Reading passage
** BEGIN **

Techcrunch: According to an internal memo (link below) sent to Twitter employees, the new management under Elon Musk will begin conducting layoffs Friday morning. These layoffs have been rumored since before Musk’s takeover, with the most recent report estimating that half of the 7,500 employees will lose their jobs.
On Thursday evening, all employees received an email stating that they will be informed of their employment status at 9 A.M. PT on Friday. Each email will be sent with the subject line “Your Role at Twitter.” If an employee is keeping their job, they’ll be notified via their work email — if they’re let go, they’ll be notified on a personal address.
“To help ensure the safety of each employee as well as Twitter systems and customer data, our offices will be temporarily closed and all badge access will be suspended,” the email reads. “If you are in an office or on your way to an office, please return home.”
The email was impersonally signed “Twitter.”
According to a post from a Twitter employee, staff members have been flooding an internal Slack channel with blue heart emojis as they wait to learn their fate tomorrow. (Update: the tweet has since been deleted.)
The love is real. #OneTeam pic.twitter.com/t1txt74SbZ
— Cristina Angeli (@CA_CrissyAngel) November 4, 2022
Musk’s team has already tried to evaluate the productivity of Twitter employees by asking engineers to print out the code that they have written in the last 30 to 60 days. Musk also brought in Tesla engineers to look over Twitter code.
Still, it’s not clear what divisions of the company will be impacted. At Tesla, Musk axed the entire PR team a few years ago — by that notion, it’s likely that he will get rid of Twitter’s PR team.

** END **

Task inputs
** BEGIN **

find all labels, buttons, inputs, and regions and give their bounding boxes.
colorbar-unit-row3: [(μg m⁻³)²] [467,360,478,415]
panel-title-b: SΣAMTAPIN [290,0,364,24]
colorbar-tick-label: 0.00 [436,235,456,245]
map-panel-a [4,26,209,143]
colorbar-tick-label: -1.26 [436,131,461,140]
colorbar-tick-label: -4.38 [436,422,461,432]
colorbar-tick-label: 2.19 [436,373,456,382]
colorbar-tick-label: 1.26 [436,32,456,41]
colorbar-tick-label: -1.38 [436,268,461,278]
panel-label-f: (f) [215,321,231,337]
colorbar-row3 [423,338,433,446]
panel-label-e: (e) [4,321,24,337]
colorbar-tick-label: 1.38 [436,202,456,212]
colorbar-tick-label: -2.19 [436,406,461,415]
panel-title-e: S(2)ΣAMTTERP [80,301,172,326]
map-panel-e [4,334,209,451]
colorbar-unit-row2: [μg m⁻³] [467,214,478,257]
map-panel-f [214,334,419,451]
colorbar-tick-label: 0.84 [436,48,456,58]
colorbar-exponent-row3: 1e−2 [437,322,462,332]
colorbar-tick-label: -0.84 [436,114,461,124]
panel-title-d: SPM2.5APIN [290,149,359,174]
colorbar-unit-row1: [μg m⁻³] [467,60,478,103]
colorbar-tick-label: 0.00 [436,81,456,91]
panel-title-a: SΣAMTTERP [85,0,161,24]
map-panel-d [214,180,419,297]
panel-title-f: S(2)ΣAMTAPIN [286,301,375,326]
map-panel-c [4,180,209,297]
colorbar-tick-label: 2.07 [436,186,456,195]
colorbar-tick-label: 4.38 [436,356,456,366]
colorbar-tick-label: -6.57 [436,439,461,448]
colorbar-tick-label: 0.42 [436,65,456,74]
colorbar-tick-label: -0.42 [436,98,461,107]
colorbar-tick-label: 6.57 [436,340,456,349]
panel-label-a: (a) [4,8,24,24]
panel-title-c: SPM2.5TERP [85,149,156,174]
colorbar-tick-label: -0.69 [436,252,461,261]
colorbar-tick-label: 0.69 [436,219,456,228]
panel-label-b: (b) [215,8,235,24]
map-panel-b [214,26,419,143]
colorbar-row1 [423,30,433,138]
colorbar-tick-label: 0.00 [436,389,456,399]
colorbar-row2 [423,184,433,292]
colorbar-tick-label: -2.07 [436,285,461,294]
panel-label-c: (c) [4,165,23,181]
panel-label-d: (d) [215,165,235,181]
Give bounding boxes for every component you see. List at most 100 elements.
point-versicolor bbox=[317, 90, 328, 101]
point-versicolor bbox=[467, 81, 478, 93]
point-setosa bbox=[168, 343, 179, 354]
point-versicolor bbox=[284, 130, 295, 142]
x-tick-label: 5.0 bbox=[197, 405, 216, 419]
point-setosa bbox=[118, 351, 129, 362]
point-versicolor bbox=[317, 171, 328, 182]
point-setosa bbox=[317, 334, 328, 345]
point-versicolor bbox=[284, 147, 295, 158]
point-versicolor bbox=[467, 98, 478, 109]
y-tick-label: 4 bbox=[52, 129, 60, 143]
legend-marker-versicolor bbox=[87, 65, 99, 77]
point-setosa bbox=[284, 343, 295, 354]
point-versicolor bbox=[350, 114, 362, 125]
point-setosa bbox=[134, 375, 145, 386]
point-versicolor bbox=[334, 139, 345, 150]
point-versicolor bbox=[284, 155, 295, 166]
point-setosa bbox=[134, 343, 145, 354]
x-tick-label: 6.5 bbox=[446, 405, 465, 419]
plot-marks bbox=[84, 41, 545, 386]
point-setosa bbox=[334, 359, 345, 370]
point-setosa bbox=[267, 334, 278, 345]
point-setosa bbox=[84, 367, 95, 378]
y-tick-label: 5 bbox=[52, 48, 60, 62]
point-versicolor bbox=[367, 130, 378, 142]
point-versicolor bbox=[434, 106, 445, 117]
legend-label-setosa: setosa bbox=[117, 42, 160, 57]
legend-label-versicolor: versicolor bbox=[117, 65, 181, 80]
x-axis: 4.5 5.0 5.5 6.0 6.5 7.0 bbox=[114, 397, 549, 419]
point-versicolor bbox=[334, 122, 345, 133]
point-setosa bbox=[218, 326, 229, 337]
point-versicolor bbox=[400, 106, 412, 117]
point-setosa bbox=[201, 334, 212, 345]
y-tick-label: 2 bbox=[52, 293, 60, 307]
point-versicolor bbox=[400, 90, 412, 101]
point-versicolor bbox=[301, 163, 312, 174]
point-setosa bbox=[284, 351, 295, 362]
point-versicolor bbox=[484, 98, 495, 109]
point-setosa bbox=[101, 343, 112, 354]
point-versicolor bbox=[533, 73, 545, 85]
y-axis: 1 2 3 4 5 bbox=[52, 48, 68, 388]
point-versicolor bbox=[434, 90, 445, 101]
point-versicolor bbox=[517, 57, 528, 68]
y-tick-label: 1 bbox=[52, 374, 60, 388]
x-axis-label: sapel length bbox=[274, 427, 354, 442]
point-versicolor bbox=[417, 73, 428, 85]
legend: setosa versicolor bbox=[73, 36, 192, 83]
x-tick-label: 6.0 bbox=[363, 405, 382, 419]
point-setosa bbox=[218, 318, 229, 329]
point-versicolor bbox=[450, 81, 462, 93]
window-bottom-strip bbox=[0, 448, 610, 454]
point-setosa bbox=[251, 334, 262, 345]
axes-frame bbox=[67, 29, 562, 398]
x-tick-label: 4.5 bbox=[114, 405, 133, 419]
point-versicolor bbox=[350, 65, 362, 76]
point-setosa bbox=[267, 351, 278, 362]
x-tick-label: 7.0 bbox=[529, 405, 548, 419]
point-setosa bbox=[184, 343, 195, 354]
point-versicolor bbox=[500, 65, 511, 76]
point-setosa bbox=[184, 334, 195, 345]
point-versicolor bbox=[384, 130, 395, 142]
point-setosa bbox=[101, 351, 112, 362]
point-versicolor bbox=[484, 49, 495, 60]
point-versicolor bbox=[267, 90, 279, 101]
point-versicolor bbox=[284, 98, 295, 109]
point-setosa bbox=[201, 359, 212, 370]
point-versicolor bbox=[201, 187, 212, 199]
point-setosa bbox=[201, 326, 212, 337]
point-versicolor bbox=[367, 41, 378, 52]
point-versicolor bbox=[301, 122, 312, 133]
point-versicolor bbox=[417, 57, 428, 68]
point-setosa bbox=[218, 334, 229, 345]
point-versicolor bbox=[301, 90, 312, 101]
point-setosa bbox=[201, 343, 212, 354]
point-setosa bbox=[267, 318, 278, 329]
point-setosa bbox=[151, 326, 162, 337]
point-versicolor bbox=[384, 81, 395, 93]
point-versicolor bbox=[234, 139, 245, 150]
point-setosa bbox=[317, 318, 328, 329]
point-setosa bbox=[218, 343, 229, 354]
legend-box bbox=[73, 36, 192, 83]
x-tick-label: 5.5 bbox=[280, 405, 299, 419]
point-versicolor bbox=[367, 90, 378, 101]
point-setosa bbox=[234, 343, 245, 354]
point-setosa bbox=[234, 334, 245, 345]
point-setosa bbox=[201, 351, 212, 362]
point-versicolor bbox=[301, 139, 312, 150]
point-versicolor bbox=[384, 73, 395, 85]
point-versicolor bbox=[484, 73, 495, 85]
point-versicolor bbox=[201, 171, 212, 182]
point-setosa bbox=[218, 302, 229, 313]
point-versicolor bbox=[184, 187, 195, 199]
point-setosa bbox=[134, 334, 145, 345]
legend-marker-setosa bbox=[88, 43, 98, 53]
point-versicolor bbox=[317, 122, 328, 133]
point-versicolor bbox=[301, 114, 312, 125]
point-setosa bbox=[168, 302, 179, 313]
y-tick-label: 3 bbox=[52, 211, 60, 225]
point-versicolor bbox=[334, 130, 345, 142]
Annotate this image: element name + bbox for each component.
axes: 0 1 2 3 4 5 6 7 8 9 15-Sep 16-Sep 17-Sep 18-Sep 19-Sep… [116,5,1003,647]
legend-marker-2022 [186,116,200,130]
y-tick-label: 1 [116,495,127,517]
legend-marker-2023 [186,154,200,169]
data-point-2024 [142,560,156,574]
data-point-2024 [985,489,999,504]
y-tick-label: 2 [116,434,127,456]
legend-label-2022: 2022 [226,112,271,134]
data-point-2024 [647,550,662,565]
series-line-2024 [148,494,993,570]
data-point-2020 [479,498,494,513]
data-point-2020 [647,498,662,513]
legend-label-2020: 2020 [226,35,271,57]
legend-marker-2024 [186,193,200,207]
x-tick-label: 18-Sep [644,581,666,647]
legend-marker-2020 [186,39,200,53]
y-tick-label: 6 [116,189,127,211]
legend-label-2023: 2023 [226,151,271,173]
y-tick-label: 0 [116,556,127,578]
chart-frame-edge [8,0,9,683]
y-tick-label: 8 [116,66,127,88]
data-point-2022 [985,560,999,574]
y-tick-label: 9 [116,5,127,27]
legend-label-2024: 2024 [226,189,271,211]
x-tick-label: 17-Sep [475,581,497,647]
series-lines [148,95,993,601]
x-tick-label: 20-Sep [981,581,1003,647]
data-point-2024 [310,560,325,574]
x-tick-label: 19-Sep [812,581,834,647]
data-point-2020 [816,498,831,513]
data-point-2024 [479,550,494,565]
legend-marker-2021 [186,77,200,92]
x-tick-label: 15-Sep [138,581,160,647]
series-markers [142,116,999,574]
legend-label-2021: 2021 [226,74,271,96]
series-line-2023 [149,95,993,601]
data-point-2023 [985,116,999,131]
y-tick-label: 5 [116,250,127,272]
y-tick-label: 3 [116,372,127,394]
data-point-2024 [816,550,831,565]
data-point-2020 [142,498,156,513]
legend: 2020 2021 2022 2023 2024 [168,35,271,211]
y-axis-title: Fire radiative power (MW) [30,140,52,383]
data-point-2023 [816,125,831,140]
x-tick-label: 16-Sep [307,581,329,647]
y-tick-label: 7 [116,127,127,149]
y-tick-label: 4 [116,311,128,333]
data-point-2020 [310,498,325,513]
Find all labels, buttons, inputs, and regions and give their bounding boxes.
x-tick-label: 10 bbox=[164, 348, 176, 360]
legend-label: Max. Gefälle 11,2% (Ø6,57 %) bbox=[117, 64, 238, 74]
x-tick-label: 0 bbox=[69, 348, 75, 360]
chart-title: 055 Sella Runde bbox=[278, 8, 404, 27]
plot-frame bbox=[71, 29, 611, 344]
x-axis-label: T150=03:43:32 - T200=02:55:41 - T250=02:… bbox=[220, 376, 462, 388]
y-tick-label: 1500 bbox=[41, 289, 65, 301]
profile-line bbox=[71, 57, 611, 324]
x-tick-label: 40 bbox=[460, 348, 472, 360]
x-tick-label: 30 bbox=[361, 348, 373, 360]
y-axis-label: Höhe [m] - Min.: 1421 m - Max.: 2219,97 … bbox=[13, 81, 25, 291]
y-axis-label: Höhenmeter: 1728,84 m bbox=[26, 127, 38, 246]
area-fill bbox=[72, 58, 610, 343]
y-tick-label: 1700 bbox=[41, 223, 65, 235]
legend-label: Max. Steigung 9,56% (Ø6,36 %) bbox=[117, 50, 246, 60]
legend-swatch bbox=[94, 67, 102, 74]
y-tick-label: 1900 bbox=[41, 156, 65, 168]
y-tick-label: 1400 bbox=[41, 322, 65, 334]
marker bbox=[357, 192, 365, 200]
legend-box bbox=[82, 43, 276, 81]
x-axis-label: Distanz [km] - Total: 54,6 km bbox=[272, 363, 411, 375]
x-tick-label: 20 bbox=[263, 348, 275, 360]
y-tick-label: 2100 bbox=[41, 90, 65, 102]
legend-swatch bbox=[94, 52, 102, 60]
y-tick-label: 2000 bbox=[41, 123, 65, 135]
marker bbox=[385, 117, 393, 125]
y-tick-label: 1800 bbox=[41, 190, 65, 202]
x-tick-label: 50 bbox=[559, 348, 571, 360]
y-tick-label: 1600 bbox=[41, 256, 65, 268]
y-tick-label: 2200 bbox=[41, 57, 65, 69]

** END **

Exercise instructions
1. In the article on the Twitter layoffs, at what time were employees to be told their employment status?
2. Copy the listing word for word, starting at its first line and ending after the line that contains "x-tick-label: 5.0 bbox=[197, 405, 216, 419]".
The article and the listing have nothing to do with each other.

Results of the tasks
1. At 9 A.M. PT on Friday.

2.
find all labels, buttons, inputs, and regions and give their bounding boxes.
colorbar-unit-row3: [(μg m⁻³)²] [467,360,478,415]
panel-title-b: SΣAMTAPIN [290,0,364,24]
colorbar-tick-label: 0.00 [436,235,456,245]
map-panel-a [4,26,209,143]
colorbar-tick-label: -1.26 [436,131,461,140]
colorbar-tick-label: -4.38 [436,422,461,432]
colorbar-tick-label: 2.19 [436,373,456,382]
colorbar-tick-label: 1.26 [436,32,456,41]
colorbar-tick-label: -1.38 [436,268,461,278]
panel-label-f: (f) [215,321,231,337]
colorbar-row3 [423,338,433,446]
panel-label-e: (e) [4,321,24,337]
colorbar-tick-label: 1.38 [436,202,456,212]
colorbar-tick-label: -2.19 [436,406,461,415]
panel-title-e: S(2)ΣAMTTERP [80,301,172,326]
map-panel-e [4,334,209,451]
colorbar-unit-row2: [μg m⁻³] [467,214,478,257]
map-panel-f [214,334,419,451]
colorbar-tick-label: 0.84 [436,48,456,58]
colorbar-exponent-row3: 1e−2 [437,322,462,332]
colorbar-tick-label: -0.84 [436,114,461,124]
panel-title-d: SPM2.5APIN [290,149,359,174]
colorbar-unit-row1: [μg m⁻³] [467,60,478,103]
colorbar-tick-label: 0.00 [436,81,456,91]
panel-title-a: SΣAMTTERP [85,0,161,24]
map-panel-d [214,180,419,297]
panel-title-f: S(2)ΣAMTAPIN [286,301,375,326]
map-panel-c [4,180,209,297]
colorbar-tick-label: 2.07 [436,186,456,195]
colorbar-tick-label: 4.38 [436,356,456,366]
colorbar-tick-label: -6.57 [436,439,461,448]
colorbar-tick-label: 0.42 [436,65,456,74]
colorbar-tick-label: -0.42 [436,98,461,107]
colorbar-tick-label: 6.57 [436,340,456,349]
panel-label-a: (a) [4,8,24,24]
panel-title-c: SPM2.5TERP [85,149,156,174]
colorbar-tick-label: -0.69 [436,252,461,261]
colorbar-tick-label: 0.69 [436,219,456,228]
panel-label-b: (b) [215,8,235,24]
map-panel-b [214,26,419,143]
colorbar-row1 [423,30,433,138]
colorbar-tick-label: 0.00 [436,389,456,399]
colorbar-row2 [423,184,433,292]
colorbar-tick-label: -2.07 [436,285,461,294]
panel-label-c: (c) [4,165,23,181]
panel-label-d: (d) [215,165,235,181]
Give bounding boxes for every component you see. List at most 100 elements.
point-versicolor bbox=[317, 90, 328, 101]
point-versicolor bbox=[467, 81, 478, 93]
point-setosa bbox=[168, 343, 179, 354]
point-versicolor bbox=[284, 130, 295, 142]
x-tick-label: 5.0 bbox=[197, 405, 216, 419]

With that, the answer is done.